## What is expected
Return every line of the records below without changes, leaving out the pictures.

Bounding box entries
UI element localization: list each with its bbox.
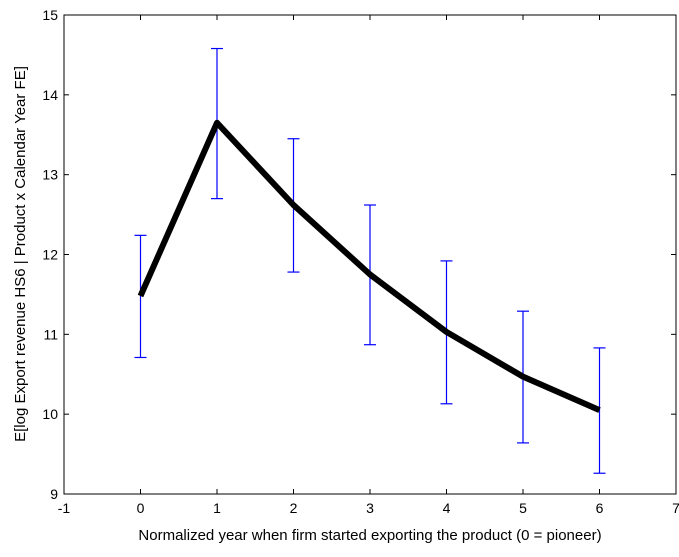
y-tick-label: 11 [43, 326, 58, 342]
y-tick-label: 10 [42, 406, 58, 422]
series-line [137, 119, 601, 413]
y-tick-label: 14 [42, 87, 58, 103]
x-tick-label: 4 [443, 500, 451, 516]
x-tick-label: 7 [672, 500, 679, 516]
x-tick-label: 6 [596, 500, 604, 516]
x-tick-label: 5 [519, 500, 527, 516]
x-tick-label: 1 [213, 500, 221, 516]
series-layer [137, 119, 601, 413]
x-axis: -1 0 1 2 3 4 5 6 7 [58, 15, 679, 516]
y-tick-label: 13 [42, 167, 58, 183]
x-tick-label: 0 [137, 500, 145, 516]
x-tick-label: 3 [366, 500, 374, 516]
y-tick-label: 12 [42, 247, 58, 263]
y-tick-label: 15 [42, 7, 58, 23]
y-axis: 9 10 11 12 13 14 15 [42, 7, 676, 502]
y-tick-label: 9 [50, 486, 58, 502]
x-tick-label: -1 [58, 500, 71, 516]
y-axis-label: E[log Export revenue HS6 | Product x Cal… [12, 66, 29, 442]
x-axis-label: Normalized year when firm started export… [138, 527, 601, 544]
x-tick-label: 2 [290, 500, 298, 516]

## Final result
UI element localization: list each with its bbox.
y-tick-label: 11 [43, 326, 58, 342]
y-tick-label: 10 [42, 406, 58, 422]
series-line [137, 119, 601, 413]
y-tick-label: 14 [42, 87, 58, 103]
x-tick-label: 4 [443, 500, 451, 516]
x-tick-label: 7 [672, 500, 679, 516]
x-tick-label: 6 [596, 500, 604, 516]
x-tick-label: 5 [519, 500, 527, 516]
x-tick-label: 1 [213, 500, 221, 516]
series-layer [137, 119, 601, 413]
x-axis: -1 0 1 2 3 4 5 6 7 [58, 15, 679, 516]
y-tick-label: 13 [42, 167, 58, 183]
x-tick-label: 0 [137, 500, 145, 516]
x-tick-label: 3 [366, 500, 374, 516]
y-tick-label: 12 [42, 247, 58, 263]
y-tick-label: 15 [42, 7, 58, 23]
y-axis: 9 10 11 12 13 14 15 [42, 7, 676, 502]
y-tick-label: 9 [50, 486, 58, 502]
x-tick-label: -1 [58, 500, 71, 516]
y-axis-label: E[log Export revenue HS6 | Product x Cal… [12, 66, 29, 442]
x-axis-label: Normalized year when firm started export… [138, 527, 601, 544]
x-tick-label: 2 [290, 500, 298, 516]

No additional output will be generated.